> **REQUIRED WORK**: Beginning with the line in which "What data populates" appears, transcribe each line word for word until the records end. Do not include pictures.

> **EXERCISE INPUT**:
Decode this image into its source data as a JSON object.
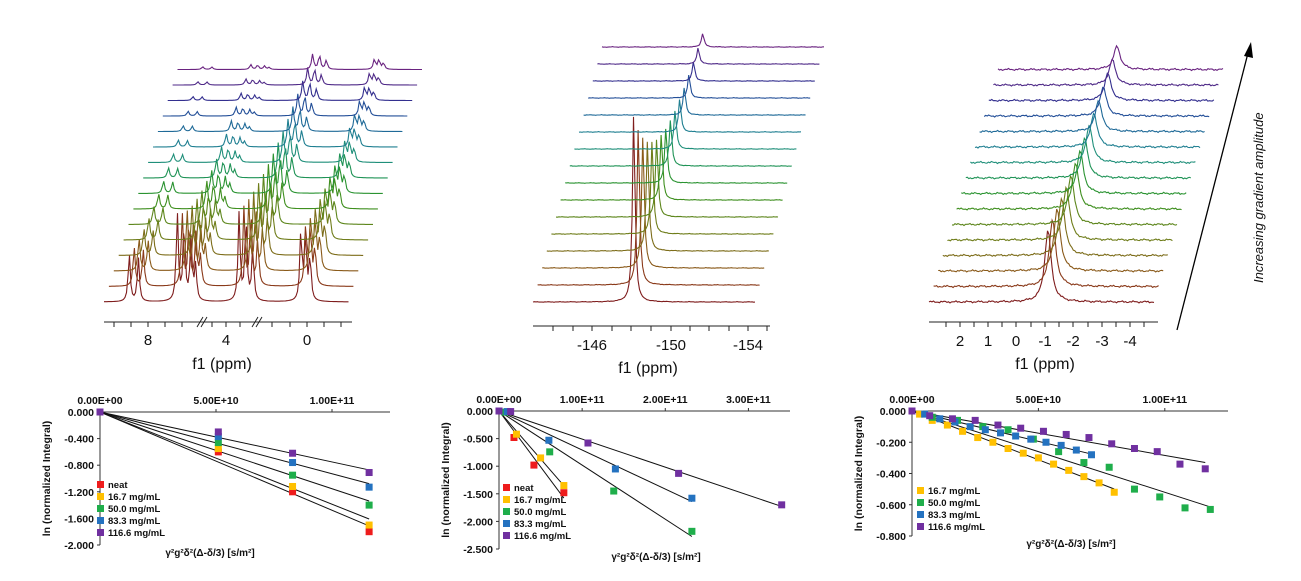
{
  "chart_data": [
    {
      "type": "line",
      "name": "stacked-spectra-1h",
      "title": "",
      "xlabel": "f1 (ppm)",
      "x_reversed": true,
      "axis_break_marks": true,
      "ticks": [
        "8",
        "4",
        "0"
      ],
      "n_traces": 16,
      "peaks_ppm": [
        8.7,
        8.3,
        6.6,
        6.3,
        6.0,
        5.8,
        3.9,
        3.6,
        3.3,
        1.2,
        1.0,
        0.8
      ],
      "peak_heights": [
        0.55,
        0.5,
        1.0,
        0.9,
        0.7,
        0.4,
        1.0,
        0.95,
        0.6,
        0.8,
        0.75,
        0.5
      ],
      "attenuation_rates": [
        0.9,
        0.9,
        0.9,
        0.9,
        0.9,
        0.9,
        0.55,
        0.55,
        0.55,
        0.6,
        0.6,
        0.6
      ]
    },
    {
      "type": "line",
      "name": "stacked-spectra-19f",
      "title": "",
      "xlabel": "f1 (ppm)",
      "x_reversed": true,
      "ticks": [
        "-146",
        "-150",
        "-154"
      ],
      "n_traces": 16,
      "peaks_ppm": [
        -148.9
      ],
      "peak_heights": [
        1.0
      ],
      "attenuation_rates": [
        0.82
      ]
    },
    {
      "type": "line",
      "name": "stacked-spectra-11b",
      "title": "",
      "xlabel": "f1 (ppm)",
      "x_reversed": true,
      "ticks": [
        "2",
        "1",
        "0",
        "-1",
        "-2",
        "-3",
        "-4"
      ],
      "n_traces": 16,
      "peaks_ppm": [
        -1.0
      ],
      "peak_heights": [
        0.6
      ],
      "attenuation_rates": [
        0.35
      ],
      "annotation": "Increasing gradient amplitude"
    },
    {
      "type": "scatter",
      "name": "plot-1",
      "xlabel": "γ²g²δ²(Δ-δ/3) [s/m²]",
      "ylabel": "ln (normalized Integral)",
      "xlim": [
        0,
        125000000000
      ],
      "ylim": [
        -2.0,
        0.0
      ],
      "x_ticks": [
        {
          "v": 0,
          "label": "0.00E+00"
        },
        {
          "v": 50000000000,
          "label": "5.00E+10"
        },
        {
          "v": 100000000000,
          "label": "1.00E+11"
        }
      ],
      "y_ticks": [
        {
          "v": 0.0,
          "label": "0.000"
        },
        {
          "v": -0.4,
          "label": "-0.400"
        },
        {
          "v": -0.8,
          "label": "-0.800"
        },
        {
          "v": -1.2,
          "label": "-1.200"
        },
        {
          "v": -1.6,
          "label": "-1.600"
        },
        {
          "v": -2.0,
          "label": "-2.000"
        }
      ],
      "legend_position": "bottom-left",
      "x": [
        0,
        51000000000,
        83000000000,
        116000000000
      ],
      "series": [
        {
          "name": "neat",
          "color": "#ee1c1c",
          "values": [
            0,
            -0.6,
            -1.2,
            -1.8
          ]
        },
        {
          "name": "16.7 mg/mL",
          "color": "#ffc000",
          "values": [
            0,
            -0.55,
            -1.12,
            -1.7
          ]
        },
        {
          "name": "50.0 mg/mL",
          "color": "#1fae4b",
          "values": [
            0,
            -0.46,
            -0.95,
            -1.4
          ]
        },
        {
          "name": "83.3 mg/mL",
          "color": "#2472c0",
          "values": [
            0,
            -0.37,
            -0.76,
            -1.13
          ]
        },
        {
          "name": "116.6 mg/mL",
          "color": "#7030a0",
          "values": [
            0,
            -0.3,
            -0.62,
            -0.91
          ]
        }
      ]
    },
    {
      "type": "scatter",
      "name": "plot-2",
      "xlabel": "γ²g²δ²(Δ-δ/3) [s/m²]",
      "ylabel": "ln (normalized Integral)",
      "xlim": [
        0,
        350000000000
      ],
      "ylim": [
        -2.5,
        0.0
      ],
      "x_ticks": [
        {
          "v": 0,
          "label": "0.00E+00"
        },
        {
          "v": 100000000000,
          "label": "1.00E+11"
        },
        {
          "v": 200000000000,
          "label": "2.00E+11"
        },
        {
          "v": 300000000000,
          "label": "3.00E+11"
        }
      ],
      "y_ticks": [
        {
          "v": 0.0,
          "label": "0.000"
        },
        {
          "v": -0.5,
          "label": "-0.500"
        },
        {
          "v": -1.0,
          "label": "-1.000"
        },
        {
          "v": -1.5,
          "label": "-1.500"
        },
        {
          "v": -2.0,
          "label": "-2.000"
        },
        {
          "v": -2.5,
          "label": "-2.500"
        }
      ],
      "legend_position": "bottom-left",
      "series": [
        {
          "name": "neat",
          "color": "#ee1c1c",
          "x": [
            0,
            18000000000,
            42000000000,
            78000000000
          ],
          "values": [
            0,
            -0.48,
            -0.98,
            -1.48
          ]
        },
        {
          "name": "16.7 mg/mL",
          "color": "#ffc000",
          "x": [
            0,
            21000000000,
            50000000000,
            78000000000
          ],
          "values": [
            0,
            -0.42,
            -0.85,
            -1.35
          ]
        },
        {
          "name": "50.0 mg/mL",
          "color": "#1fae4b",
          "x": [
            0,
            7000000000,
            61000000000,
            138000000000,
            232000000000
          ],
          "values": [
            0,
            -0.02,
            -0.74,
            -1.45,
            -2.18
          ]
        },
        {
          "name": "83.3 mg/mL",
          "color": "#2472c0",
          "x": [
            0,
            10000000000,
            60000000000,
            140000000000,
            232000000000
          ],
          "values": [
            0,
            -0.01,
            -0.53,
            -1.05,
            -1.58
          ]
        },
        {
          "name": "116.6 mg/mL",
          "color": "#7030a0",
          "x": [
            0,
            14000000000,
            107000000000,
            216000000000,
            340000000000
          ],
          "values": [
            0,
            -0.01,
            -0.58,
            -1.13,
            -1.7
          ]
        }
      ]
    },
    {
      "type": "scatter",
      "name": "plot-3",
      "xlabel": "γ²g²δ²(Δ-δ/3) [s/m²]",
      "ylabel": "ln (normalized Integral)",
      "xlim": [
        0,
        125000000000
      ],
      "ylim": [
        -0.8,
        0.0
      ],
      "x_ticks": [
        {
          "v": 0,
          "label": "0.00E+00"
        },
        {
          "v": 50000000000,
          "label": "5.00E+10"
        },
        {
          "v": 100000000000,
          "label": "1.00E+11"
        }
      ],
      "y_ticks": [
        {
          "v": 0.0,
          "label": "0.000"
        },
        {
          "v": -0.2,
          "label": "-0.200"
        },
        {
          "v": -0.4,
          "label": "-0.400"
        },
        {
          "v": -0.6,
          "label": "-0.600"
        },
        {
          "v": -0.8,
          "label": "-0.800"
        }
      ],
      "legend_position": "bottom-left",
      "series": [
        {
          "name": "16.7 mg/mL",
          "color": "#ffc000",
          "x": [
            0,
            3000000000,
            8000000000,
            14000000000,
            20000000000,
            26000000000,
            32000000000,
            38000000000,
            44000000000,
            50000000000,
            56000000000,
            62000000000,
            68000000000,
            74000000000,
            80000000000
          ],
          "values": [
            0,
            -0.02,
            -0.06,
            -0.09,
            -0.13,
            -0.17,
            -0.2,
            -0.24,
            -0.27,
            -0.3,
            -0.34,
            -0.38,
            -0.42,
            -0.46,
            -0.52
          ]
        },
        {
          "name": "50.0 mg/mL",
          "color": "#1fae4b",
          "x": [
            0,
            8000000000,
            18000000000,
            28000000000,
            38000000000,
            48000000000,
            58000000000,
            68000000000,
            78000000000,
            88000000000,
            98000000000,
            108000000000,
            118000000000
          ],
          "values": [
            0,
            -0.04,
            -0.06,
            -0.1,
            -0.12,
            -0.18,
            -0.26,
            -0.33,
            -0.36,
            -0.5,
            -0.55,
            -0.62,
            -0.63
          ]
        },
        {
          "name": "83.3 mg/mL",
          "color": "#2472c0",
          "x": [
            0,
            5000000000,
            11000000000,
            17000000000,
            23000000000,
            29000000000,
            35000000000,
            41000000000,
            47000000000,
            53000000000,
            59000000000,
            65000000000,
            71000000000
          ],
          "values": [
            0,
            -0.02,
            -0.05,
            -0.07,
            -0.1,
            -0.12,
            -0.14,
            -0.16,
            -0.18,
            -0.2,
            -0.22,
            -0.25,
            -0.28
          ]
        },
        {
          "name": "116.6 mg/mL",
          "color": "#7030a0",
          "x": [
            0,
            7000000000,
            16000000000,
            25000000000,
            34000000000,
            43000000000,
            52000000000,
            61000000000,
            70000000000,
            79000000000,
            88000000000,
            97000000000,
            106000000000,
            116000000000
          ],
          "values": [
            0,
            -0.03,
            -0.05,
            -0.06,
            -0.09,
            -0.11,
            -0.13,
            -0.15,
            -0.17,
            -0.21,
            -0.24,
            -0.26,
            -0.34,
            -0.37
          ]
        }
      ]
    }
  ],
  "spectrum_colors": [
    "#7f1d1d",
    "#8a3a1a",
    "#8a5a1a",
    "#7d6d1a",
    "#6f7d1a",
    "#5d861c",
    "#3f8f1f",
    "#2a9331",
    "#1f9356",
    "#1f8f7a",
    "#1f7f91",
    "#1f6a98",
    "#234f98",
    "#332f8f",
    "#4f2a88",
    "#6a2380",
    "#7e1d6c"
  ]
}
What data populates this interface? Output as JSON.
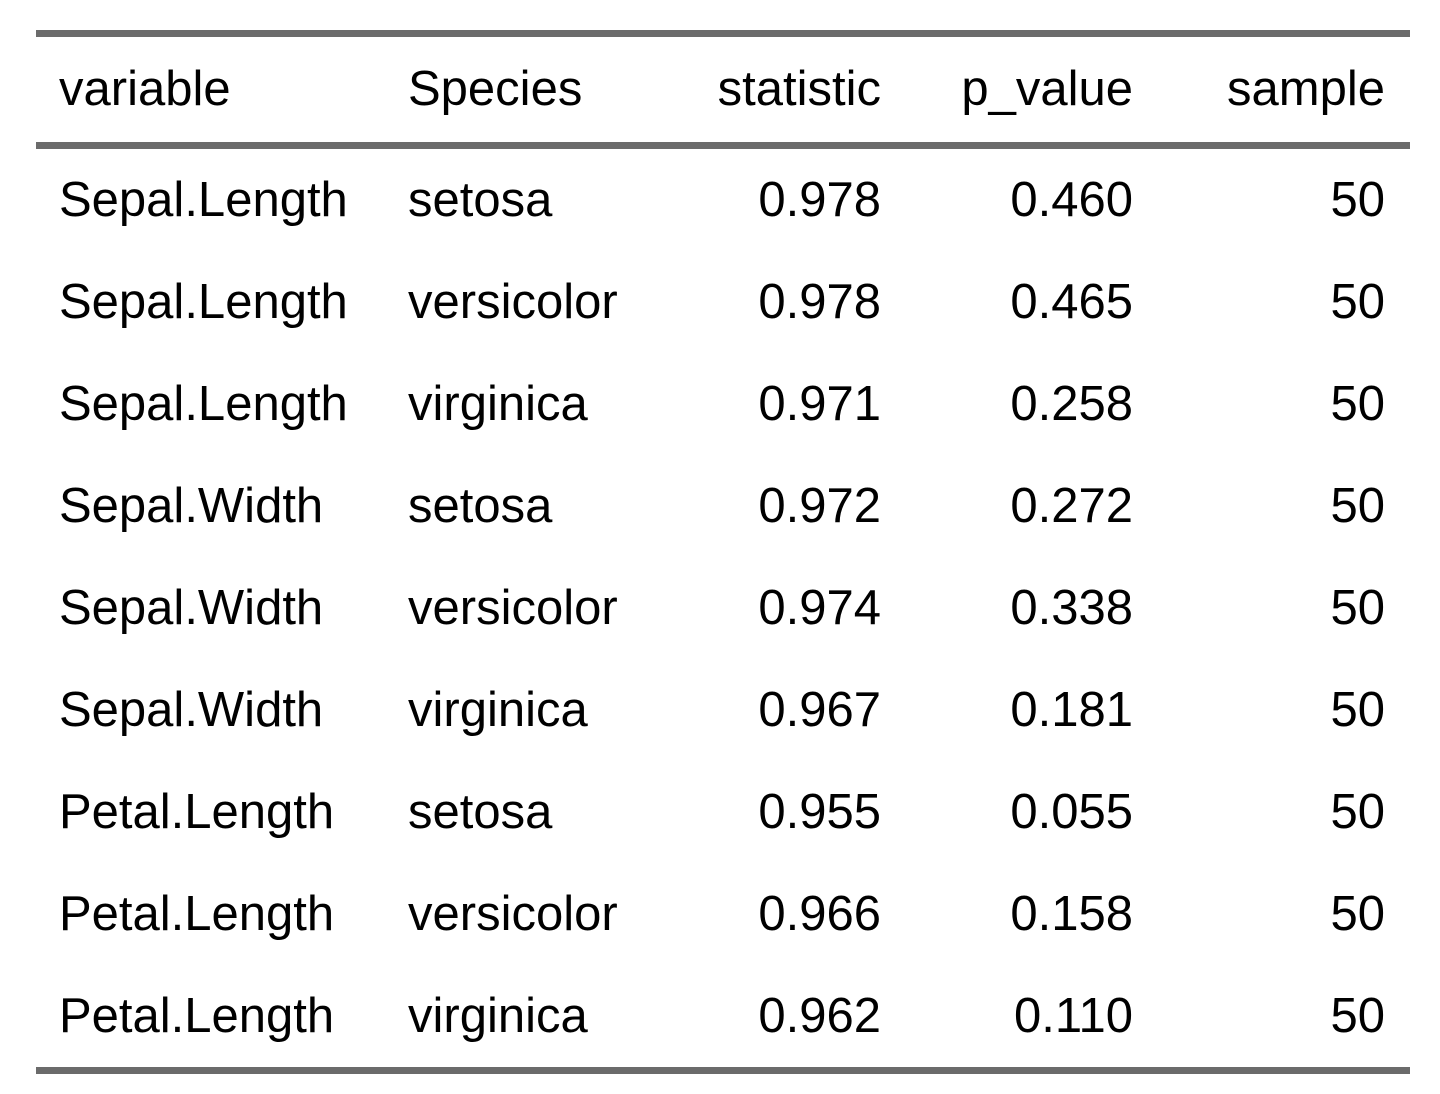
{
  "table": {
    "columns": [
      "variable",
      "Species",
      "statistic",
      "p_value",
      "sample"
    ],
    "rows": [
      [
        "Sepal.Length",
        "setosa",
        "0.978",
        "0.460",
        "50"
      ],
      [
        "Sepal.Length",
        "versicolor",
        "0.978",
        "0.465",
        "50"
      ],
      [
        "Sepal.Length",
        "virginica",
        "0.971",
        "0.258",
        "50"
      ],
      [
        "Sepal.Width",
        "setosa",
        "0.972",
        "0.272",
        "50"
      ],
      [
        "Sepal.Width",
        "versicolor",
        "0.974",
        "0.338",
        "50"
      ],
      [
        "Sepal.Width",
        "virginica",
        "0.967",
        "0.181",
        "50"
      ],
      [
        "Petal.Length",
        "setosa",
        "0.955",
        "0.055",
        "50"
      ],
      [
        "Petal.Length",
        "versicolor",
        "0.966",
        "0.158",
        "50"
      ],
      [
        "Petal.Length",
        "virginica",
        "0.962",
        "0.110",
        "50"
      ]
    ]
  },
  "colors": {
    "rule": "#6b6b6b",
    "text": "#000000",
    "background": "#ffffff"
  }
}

> **ANSWER TO THIS PROBLEM**:
What data populates this interface? Output as JSON.
{
  "table": {
    "columns": [
      "variable",
      "Species",
      "statistic",
      "p_value",
      "sample"
    ],
    "rows": [
      [
        "Sepal.Length",
        "setosa",
        "0.978",
        "0.460",
        "50"
      ],
      [
        "Sepal.Length",
        "versicolor",
        "0.978",
        "0.465",
        "50"
      ],
      [
        "Sepal.Length",
        "virginica",
        "0.971",
        "0.258",
        "50"
      ],
      [
        "Sepal.Width",
        "setosa",
        "0.972",
        "0.272",
        "50"
      ],
      [
        "Sepal.Width",
        "versicolor",
        "0.974",
        "0.338",
        "50"
      ],
      [
        "Sepal.Width",
        "virginica",
        "0.967",
        "0.181",
        "50"
      ],
      [
        "Petal.Length",
        "setosa",
        "0.955",
        "0.055",
        "50"
      ],
      [
        "Petal.Length",
        "versicolor",
        "0.966",
        "0.158",
        "50"
      ],
      [
        "Petal.Length",
        "virginica",
        "0.962",
        "0.110",
        "50"
      ]
    ]
  },
  "colors": {
    "rule": "#6b6b6b",
    "text": "#000000",
    "background": "#ffffff"
  }
}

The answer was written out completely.